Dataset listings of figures
========================================================================
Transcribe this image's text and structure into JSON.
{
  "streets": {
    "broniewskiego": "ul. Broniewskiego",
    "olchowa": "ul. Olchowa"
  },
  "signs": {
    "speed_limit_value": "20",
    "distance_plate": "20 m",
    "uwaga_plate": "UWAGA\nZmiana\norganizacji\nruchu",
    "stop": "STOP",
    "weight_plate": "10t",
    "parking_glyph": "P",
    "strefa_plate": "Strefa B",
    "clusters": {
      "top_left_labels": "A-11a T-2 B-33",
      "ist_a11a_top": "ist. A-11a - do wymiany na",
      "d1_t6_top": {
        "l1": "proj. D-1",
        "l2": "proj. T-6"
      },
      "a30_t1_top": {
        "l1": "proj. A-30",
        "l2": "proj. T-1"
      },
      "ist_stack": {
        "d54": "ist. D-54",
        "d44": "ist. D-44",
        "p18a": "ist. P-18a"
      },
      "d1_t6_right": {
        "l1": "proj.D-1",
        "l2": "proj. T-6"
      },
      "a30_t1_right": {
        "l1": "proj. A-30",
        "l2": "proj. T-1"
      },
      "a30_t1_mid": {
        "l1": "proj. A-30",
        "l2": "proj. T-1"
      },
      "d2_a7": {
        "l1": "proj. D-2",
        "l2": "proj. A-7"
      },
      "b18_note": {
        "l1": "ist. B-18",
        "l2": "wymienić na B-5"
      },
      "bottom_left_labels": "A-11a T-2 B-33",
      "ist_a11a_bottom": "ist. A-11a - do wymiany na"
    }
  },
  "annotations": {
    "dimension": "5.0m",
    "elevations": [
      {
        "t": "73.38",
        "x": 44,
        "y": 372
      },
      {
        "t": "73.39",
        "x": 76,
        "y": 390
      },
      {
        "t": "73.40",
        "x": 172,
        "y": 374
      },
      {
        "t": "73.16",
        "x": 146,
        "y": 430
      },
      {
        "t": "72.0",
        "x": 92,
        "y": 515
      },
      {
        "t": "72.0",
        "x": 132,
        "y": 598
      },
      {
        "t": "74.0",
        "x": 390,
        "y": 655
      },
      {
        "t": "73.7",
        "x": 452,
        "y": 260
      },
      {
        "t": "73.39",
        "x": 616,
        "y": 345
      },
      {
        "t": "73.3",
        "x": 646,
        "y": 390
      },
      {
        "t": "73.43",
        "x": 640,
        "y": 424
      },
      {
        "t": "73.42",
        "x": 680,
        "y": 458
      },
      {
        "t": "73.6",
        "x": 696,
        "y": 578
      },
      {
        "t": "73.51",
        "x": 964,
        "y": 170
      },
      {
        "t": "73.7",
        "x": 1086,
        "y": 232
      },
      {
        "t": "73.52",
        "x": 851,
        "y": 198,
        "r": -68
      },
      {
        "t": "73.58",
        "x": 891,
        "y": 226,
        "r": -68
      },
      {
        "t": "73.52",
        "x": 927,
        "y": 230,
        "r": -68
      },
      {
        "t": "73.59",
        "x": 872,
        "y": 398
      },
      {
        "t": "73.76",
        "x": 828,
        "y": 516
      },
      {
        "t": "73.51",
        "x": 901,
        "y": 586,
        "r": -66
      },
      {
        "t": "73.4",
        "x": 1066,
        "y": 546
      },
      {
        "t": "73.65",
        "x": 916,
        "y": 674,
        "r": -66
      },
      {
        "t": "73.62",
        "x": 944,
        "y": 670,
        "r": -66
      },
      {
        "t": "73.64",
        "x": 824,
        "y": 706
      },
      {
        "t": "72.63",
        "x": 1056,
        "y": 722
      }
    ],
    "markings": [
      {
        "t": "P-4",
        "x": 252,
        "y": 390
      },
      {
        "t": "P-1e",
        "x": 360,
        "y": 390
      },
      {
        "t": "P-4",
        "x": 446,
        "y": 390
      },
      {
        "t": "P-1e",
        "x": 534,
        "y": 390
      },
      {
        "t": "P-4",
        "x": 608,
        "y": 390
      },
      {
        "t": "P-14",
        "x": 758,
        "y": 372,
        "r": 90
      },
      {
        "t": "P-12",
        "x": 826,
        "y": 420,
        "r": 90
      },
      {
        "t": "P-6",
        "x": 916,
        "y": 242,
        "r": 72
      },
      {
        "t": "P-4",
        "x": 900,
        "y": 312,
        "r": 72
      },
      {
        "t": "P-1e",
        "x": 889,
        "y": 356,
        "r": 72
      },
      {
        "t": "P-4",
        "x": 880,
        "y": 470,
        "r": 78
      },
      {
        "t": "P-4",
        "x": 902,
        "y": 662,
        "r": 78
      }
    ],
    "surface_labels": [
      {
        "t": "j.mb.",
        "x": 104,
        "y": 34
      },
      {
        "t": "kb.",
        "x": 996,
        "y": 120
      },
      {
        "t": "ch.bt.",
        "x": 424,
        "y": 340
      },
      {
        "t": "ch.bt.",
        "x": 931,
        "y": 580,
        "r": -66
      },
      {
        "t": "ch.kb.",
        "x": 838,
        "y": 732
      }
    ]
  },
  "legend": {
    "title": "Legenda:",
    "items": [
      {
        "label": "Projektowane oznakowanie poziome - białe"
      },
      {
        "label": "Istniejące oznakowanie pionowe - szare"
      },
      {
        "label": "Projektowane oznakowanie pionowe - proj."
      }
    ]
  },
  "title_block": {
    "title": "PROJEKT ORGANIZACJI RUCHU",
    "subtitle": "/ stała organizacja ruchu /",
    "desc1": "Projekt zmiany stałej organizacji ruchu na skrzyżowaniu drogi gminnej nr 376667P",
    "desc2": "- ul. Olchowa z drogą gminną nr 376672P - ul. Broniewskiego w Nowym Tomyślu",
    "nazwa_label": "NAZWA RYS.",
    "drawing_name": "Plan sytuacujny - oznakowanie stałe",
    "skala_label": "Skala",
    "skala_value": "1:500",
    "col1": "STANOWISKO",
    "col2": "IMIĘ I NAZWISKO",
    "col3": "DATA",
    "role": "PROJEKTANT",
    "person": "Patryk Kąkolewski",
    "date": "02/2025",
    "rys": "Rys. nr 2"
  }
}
========================================================================
Retype each record exactly, leaving nothing out.

§ **Solution to this task**
Transcribe this image's text and structure into JSON.
{
  "streets": {
    "broniewskiego": "ul. Broniewskiego",
    "olchowa": "ul. Olchowa"
  },
  "signs": {
    "speed_limit_value": "20",
    "distance_plate": "20 m",
    "uwaga_plate": "UWAGA\nZmiana\norganizacji\nruchu",
    "stop": "STOP",
    "weight_plate": "10t",
    "parking_glyph": "P",
    "strefa_plate": "Strefa B",
    "clusters": {
      "top_left_labels": "A-11a T-2 B-33",
      "ist_a11a_top": "ist. A-11a - do wymiany na",
      "d1_t6_top": {
        "l1": "proj. D-1",
        "l2": "proj. T-6"
      },
      "a30_t1_top": {
        "l1": "proj. A-30",
        "l2": "proj. T-1"
      },
      "ist_stack": {
        "d54": "ist. D-54",
        "d44": "ist. D-44",
        "p18a": "ist. P-18a"
      },
      "d1_t6_right": {
        "l1": "proj.D-1",
        "l2": "proj. T-6"
      },
      "a30_t1_right": {
        "l1": "proj. A-30",
        "l2": "proj. T-1"
      },
      "a30_t1_mid": {
        "l1": "proj. A-30",
        "l2": "proj. T-1"
      },
      "d2_a7": {
        "l1": "proj. D-2",
        "l2": "proj. A-7"
      },
      "b18_note": {
        "l1": "ist. B-18",
        "l2": "wymienić na B-5"
      },
      "bottom_left_labels": "A-11a T-2 B-33",
      "ist_a11a_bottom": "ist. A-11a - do wymiany na"
    }
  },
  "annotations": {
    "dimension": "5.0m",
    "elevations": [
      {
        "t": "73.38",
        "x": 44,
        "y": 372
      },
      {
        "t": "73.39",
        "x": 76,
        "y": 390
      },
      {
        "t": "73.40",
        "x": 172,
        "y": 374
      },
      {
        "t": "73.16",
        "x": 146,
        "y": 430
      },
      {
        "t": "72.0",
        "x": 92,
        "y": 515
      },
      {
        "t": "72.0",
        "x": 132,
        "y": 598
      },
      {
        "t": "74.0",
        "x": 390,
        "y": 655
      },
      {
        "t": "73.7",
        "x": 452,
        "y": 260
      },
      {
        "t": "73.39",
        "x": 616,
        "y": 345
      },
      {
        "t": "73.3",
        "x": 646,
        "y": 390
      },
      {
        "t": "73.43",
        "x": 640,
        "y": 424
      },
      {
        "t": "73.42",
        "x": 680,
        "y": 458
      },
      {
        "t": "73.6",
        "x": 696,
        "y": 578
      },
      {
        "t": "73.51",
        "x": 964,
        "y": 170
      },
      {
        "t": "73.7",
        "x": 1086,
        "y": 232
      },
      {
        "t": "73.52",
        "x": 851,
        "y": 198,
        "r": -68
      },
      {
        "t": "73.58",
        "x": 891,
        "y": 226,
        "r": -68
      },
      {
        "t": "73.52",
        "x": 927,
        "y": 230,
        "r": -68
      },
      {
        "t": "73.59",
        "x": 872,
        "y": 398
      },
      {
        "t": "73.76",
        "x": 828,
        "y": 516
      },
      {
        "t": "73.51",
        "x": 901,
        "y": 586,
        "r": -66
      },
      {
        "t": "73.4",
        "x": 1066,
        "y": 546
      },
      {
        "t": "73.65",
        "x": 916,
        "y": 674,
        "r": -66
      },
      {
        "t": "73.62",
        "x": 944,
        "y": 670,
        "r": -66
      },
      {
        "t": "73.64",
        "x": 824,
        "y": 706
      },
      {
        "t": "72.63",
        "x": 1056,
        "y": 722
      }
    ],
    "markings": [
      {
        "t": "P-4",
        "x": 252,
        "y": 390
      },
      {
        "t": "P-1e",
        "x": 360,
        "y": 390
      },
      {
        "t": "P-4",
        "x": 446,
        "y": 390
      },
      {
        "t": "P-1e",
        "x": 534,
        "y": 390
      },
      {
        "t": "P-4",
        "x": 608,
        "y": 390
      },
      {
        "t": "P-14",
        "x": 758,
        "y": 372,
        "r": 90
      },
      {
        "t": "P-12",
        "x": 826,
        "y": 420,
        "r": 90
      },
      {
        "t": "P-6",
        "x": 916,
        "y": 242,
        "r": 72
      },
      {
        "t": "P-4",
        "x": 900,
        "y": 312,
        "r": 72
      },
      {
        "t": "P-1e",
        "x": 889,
        "y": 356,
        "r": 72
      },
      {
        "t": "P-4",
        "x": 880,
        "y": 470,
        "r": 78
      },
      {
        "t": "P-4",
        "x": 902,
        "y": 662,
        "r": 78
      }
    ],
    "surface_labels": [
      {
        "t": "j.mb.",
        "x": 104,
        "y": 34
      },
      {
        "t": "kb.",
        "x": 996,
        "y": 120
      },
      {
        "t": "ch.bt.",
        "x": 424,
        "y": 340
      },
      {
        "t": "ch.bt.",
        "x": 931,
        "y": 580,
        "r": -66
      },
      {
        "t": "ch.kb.",
        "x": 838,
        "y": 732
      }
    ]
  },
  "legend": {
    "title": "Legenda:",
    "items": [
      {
        "label": "Projektowane oznakowanie poziome - białe"
      },
      {
        "label": "Istniejące oznakowanie pionowe - szare"
      },
      {
        "label": "Projektowane oznakowanie pionowe - proj."
      }
    ]
  },
  "title_block": {
    "title": "PROJEKT ORGANIZACJI RUCHU",
    "subtitle": "/ stała organizacja ruchu /",
    "desc1": "Projekt zmiany stałej organizacji ruchu na skrzyżowaniu drogi gminnej nr 376667P",
    "desc2": "- ul. Olchowa z drogą gminną nr 376672P - ul. Broniewskiego w Nowym Tomyślu",
    "nazwa_label": "NAZWA RYS.",
    "drawing_name": "Plan sytuacujny - oznakowanie stałe",
    "skala_label": "Skala",
    "skala_value": "1:500",
    "col1": "STANOWISKO",
    "col2": "IMIĘ I NAZWISKO",
    "col3": "DATA",
    "role": "PROJEKTANT",
    "person": "Patryk Kąkolewski",
    "date": "02/2025",
    "rys": "Rys. nr 2"
  }
}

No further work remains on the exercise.